MATERIAL TO PROCESS -
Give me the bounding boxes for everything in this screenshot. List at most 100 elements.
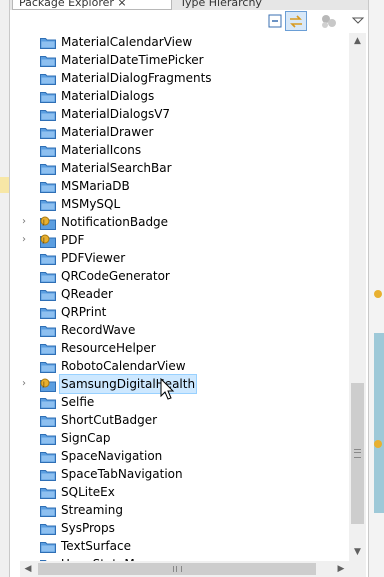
tree-row[interactable]: QRPrint [20, 303, 349, 321]
java-project-icon: J [40, 216, 56, 230]
java-project-icon: J [40, 234, 56, 248]
java-project-icon: J [40, 378, 56, 392]
tree-row[interactable]: › J NotificationBadge [20, 213, 349, 231]
tree-row-label: SysProps [61, 521, 115, 535]
folder-icon [40, 288, 56, 301]
view-toolbar [10, 10, 368, 32]
horizontal-scrollbar[interactable]: ◀ ▶ [20, 561, 349, 577]
tree-row[interactable]: QRCodeGenerator [20, 267, 349, 285]
tree-row-label: PDF [61, 233, 85, 247]
folder-icon [40, 180, 56, 193]
view-menu-icon [351, 17, 365, 24]
chevron-right-icon[interactable]: › [22, 231, 32, 249]
folder-icon [40, 414, 56, 427]
focus-icon [322, 15, 336, 28]
package-tree[interactable]: MaterialCalendarView MaterialDateTimePick… [20, 33, 349, 561]
tree-row[interactable]: Selfie [20, 393, 349, 411]
tree-row-label: MaterialSearchBar [61, 161, 172, 175]
tree-row[interactable]: MaterialDialogFragments [20, 69, 349, 87]
tree-row-label: MaterialDrawer [61, 125, 154, 139]
tree-row[interactable]: MaterialIcons [20, 141, 349, 159]
collapse-all-button[interactable] [264, 11, 286, 31]
horizontal-scroll-thumb[interactable] [38, 563, 316, 575]
tree-row-label: SQLiteEx [61, 485, 115, 499]
folder-icon [40, 504, 56, 517]
tab-package-explorer[interactable]: Package Explorer ⨯ [12, 0, 172, 10]
tree-row-label: QRPrint [61, 305, 107, 319]
tree-row[interactable]: RecordWave [20, 321, 349, 339]
folder-icon [40, 72, 56, 85]
tree-row[interactable]: MSMariaDB [20, 177, 349, 195]
tree-row-label: NotificationBadge [61, 215, 169, 229]
scrollbar-corner [349, 561, 366, 577]
folder-icon [40, 252, 56, 265]
tree-row[interactable]: MaterialCalendarView [20, 33, 349, 51]
folder-icon [40, 450, 56, 463]
tree-row[interactable]: SysProps [20, 519, 349, 537]
vertical-scrollbar[interactable]: ▲ ▼ [349, 33, 366, 561]
tree-row[interactable]: MaterialDrawer [20, 123, 349, 141]
marker-icon [374, 440, 382, 448]
collapse-all-icon [268, 14, 282, 28]
scroll-right-arrow-icon[interactable]: ▶ [333, 561, 349, 577]
tree-row[interactable]: ResourceHelper [20, 339, 349, 357]
tree-row[interactable]: › J SamsungDigitalHealth [20, 374, 349, 394]
folder-icon [40, 468, 56, 481]
tree-row-label: MaterialCalendarView [61, 35, 193, 49]
scroll-left-arrow-icon[interactable]: ◀ [20, 561, 36, 577]
tree-row-label: Streaming [61, 503, 123, 517]
folder-icon [40, 486, 56, 499]
scroll-up-arrow-icon[interactable]: ▲ [349, 33, 366, 50]
view-menu-button[interactable] [348, 11, 370, 31]
tree-row[interactable]: › J PDF [20, 231, 349, 249]
tree-row-label: SpaceTabNavigation [61, 467, 183, 481]
chevron-right-icon[interactable]: › [22, 375, 32, 393]
folder-icon [40, 396, 56, 409]
tree-row[interactable]: Streaming [20, 501, 349, 519]
tree-row[interactable]: SpaceNavigation [20, 447, 349, 465]
folder-icon [40, 54, 56, 67]
tree-row-label: SignCap [61, 431, 111, 445]
grip-icon [173, 566, 182, 572]
tree-row[interactable]: QReader [20, 285, 349, 303]
tree-row[interactable]: TextSurface [20, 537, 349, 555]
svg-text:J: J [42, 237, 45, 244]
left-view-selection [0, 177, 9, 193]
folder-icon [40, 270, 56, 283]
tree-row-label: PDFViewer [61, 251, 126, 265]
chevron-right-icon[interactable]: › [22, 213, 32, 231]
folder-icon [40, 342, 56, 355]
tree-row[interactable]: PDFViewer [20, 249, 349, 267]
tree-row-label: RecordWave [61, 323, 136, 337]
marker-icon [374, 290, 382, 298]
tree-row-label: QRCodeGenerator [61, 269, 170, 283]
tree-row[interactable]: ShortCutBadger [20, 411, 349, 429]
folder-icon [40, 108, 56, 121]
svg-text:J: J [42, 381, 45, 388]
tree-row[interactable]: MaterialSearchBar [20, 159, 349, 177]
tree-row-label: MaterialDialogFragments [61, 71, 212, 85]
tree-row-label: Selfie [61, 395, 95, 409]
scroll-down-arrow-icon[interactable]: ▼ [349, 544, 366, 561]
folder-icon [40, 540, 56, 553]
tree-row[interactable]: MaterialDateTimePicker [20, 51, 349, 69]
tree-row[interactable]: MaterialDialogsV7 [20, 105, 349, 123]
tree-row[interactable]: RobotoCalendarView [20, 357, 349, 375]
tree-row[interactable]: SpaceTabNavigation [20, 465, 349, 483]
folder-icon [40, 126, 56, 139]
tab-type-hierarchy[interactable]: Type Hierarchy [176, 0, 300, 9]
vertical-scroll-thumb[interactable] [351, 383, 364, 524]
tree-row-label: MaterialDialogsV7 [61, 107, 171, 121]
grip-icon [354, 449, 361, 458]
focus-on-active-task-button[interactable] [318, 11, 340, 31]
tree-row-label: QReader [61, 287, 113, 301]
tree-row[interactable]: MSMySQL [20, 195, 349, 213]
link-with-editor-icon [290, 15, 302, 28]
tree-row[interactable]: SQLiteEx [20, 483, 349, 501]
tree-row-label: ShortCutBadger [61, 413, 158, 427]
tree-row[interactable]: SignCap [20, 429, 349, 447]
link-with-editor-button[interactable] [285, 11, 307, 31]
tree-row[interactable]: MaterialDialogs [20, 87, 349, 105]
tree-row-label: MSMySQL [61, 197, 121, 211]
tree-row-label: MaterialDateTimePicker [61, 53, 204, 67]
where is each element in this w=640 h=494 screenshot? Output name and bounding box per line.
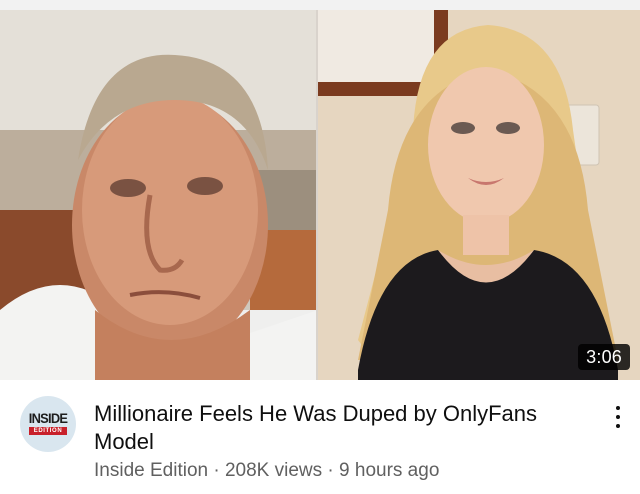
video-title[interactable]: Millionaire Feels He Was Duped by OnlyFa…: [94, 400, 594, 456]
separator-2: ·: [322, 460, 340, 481]
channel-name[interactable]: Inside Edition: [94, 460, 208, 481]
woman-image: [318, 10, 640, 380]
video-meta: INSIDE EDITION Millionaire Feels He Was …: [0, 380, 640, 494]
channel-logo-subtitle: EDITION: [33, 428, 63, 434]
video-subline: Inside Edition · 208K views · 9 hours ag…: [94, 460, 439, 482]
thumbnail-left-panel: [0, 10, 318, 380]
upload-age: 9 hours ago: [339, 460, 440, 481]
video-thumbnail[interactable]: 3:06: [0, 10, 640, 380]
view-count: 208K views: [224, 460, 323, 481]
duration-badge: 3:06: [578, 344, 630, 370]
channel-avatar[interactable]: INSIDE EDITION: [20, 396, 76, 452]
man-image: [0, 10, 318, 380]
more-vertical-icon[interactable]: [606, 402, 630, 432]
split-divider: [316, 10, 318, 380]
thumbnail-right-panel: [318, 10, 640, 380]
separator-1: ·: [208, 460, 225, 481]
channel-logo-wordmark: INSIDE: [28, 410, 68, 426]
top-strip: [0, 0, 640, 10]
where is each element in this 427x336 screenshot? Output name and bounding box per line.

WHAT YOU HAVE TO DO -
Copy the part of the records that opens with the line containing "video-title[interactable]: Millionaire Feels" and closes with the last line of the records, both included. Substitute "plays" for every "views" and leave everything else unchanged.

ANSWER TO THE TASK -
video-title[interactable]: Millionaire Feels He Was Duped by OnlyFa…: [94, 400, 594, 456]
separator-2: ·: [322, 460, 340, 481]
channel-name[interactable]: Inside Edition: [94, 460, 208, 481]
woman-image: [318, 10, 640, 380]
video-meta: INSIDE EDITION Millionaire Feels He Was …: [0, 380, 640, 494]
channel-logo-subtitle: EDITION: [33, 428, 63, 434]
video-subline: Inside Edition · 208K plays · 9 hours ag…: [94, 460, 439, 482]
thumbnail-left-panel: [0, 10, 318, 380]
upload-age: 9 hours ago: [339, 460, 440, 481]
video-thumbnail[interactable]: 3:06: [0, 10, 640, 380]
view-count: 208K plays: [224, 460, 323, 481]
duration-badge: 3:06: [578, 344, 630, 370]
channel-avatar[interactable]: INSIDE EDITION: [20, 396, 76, 452]
man-image: [0, 10, 318, 380]
more-vertical-icon[interactable]: [606, 402, 630, 432]
split-divider: [316, 10, 318, 380]
thumbnail-right-panel: [318, 10, 640, 380]
separator-1: ·: [208, 460, 225, 481]
channel-logo-wordmark: INSIDE: [28, 410, 68, 426]
top-strip: [0, 0, 640, 10]
where is each element in this 427x336 screenshot? Output name and bounding box per line.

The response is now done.